FRAGMENTO:
Carta de Víctor Fowler Calzada sobre cierre de cines 3D y salas de juego electrónico en Cuba

Por Victor Fowler Calzada
 
A la UNEAC
 
ICL
 
MINCULT
 
ICAIC
 
He leído con atención la nota oficial publicada en el periódico Granma el día 2 noviembre 2013 y en la cual se avisa de la decisión tomada por el Comité Ejecutivo del Consejo de Ministros en cuanto a prohibir, con efecto inmediato, toda actividad de las salas de proyección de películas en 3D operadas por propietarios privados, así como de los salones de juegos de computadoras. El presente mensaje breve que les envío tiene que como objeto el expresar –pese a que no tenga importancia alguna para algo que ya se decidió y aplicó- mi desacuedo con la medida, en particular todo lo que en ella propone -a propósito del consumo cultural - una suerte de oposición entre los conceptos calidad y banalidad dado las inquietantes consecuencias que ello tiene a nivel social.

LO QUE SE PIDE: Prolonga, por favor, la carta sobre el cierre de los cines 3D y las salas de juego a partir de la última oración del fragmento. Las entradas no tienen ningún papel en esto.

DATOS EXTRAÍDOS:
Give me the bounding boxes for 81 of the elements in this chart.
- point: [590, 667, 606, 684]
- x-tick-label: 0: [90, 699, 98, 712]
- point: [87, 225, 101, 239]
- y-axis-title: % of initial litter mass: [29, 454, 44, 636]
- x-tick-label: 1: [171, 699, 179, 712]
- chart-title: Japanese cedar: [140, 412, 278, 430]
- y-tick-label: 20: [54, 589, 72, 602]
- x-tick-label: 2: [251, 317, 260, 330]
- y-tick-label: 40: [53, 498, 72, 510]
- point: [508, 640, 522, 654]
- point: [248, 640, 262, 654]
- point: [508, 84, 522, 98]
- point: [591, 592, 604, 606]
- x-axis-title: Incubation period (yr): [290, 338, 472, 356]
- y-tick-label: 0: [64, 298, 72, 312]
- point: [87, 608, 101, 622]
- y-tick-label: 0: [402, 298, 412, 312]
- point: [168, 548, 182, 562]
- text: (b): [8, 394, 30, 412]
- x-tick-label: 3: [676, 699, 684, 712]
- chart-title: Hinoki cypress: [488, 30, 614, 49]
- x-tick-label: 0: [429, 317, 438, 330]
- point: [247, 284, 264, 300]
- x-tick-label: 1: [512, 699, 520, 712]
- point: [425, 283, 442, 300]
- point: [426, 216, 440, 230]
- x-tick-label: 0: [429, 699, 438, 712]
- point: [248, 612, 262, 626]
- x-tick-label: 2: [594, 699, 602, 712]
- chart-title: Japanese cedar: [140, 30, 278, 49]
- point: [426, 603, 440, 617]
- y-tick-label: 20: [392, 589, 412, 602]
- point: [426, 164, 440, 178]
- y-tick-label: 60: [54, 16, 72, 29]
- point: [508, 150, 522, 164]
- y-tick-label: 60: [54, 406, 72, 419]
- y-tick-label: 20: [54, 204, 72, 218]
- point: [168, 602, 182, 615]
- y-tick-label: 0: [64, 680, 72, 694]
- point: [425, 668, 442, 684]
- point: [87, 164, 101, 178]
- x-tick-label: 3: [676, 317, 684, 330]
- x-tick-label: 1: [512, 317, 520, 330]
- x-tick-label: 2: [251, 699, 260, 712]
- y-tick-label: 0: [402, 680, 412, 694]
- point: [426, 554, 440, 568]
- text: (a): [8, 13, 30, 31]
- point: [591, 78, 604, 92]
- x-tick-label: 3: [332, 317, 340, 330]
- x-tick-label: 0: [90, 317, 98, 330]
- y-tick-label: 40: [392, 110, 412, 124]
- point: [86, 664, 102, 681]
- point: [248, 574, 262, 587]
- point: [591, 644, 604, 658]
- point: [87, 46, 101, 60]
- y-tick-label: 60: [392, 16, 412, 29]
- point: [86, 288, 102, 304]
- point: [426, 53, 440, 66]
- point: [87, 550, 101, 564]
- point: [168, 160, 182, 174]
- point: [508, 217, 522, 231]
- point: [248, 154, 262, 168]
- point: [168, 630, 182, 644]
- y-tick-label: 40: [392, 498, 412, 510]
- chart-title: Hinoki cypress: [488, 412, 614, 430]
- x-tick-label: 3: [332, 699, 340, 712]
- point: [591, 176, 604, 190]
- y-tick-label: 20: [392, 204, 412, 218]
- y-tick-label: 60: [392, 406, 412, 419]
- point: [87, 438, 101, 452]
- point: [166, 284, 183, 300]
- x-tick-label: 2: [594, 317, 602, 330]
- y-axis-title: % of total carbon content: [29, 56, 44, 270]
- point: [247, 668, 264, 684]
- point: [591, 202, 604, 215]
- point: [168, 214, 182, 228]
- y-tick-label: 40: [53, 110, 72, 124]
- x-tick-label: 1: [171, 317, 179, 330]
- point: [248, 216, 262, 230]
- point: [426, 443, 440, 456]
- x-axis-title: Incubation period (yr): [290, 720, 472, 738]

RESPUESTA:
Pienso que si bien cualquier Estado tiene el derecho y la obligación de regular y normar las actividades económicas que en el territorio que abarca son realizadas, ninguno lo tiene para decidir (y esto es de lo que principalmente trata el conflicto) cuál debe de ser el consumo cultural de sus nacionales. Al Estado le corresponde la obligación de facilitar una mejor educación y disfrute de la cultura realmente universales, durante la ejecución de sus proyectos esboza y presenta la meta de aquello que considera la virtud ciudadana respecto a la relación entre el individuo nacional y la cultura; pero como tal el Estado no es un maestro ni la sociedad un conjunto de estudiantes sentados en los pupitres de un aula permanente, sometido a exámenes periódicos de habilidad y temoroso de obtener bajas calificaciones o de una vez por todas suspender. Dicho de otro modo, el Estado es un enorme facilitador, no un juez severo (lo cual queda pasra el mundo sangriento de la guerra)..
 
Tan continuada insistencia en el tema de la banalidad, fantasma que en las más diversas intervenciones sobre cultura nacional aparece una y otra vez, hace pensar que en algún punto existe (o tendría que existir) algo así como el ser banal, especie de arquetipo negativo del consumidor cultural. En este punto, lo más difícil de entender (y aceptar) es que –coexistiendo con el consumo cultural de (o con) calidad- igual debe de existir espacio de existencia para el consumidor "banal".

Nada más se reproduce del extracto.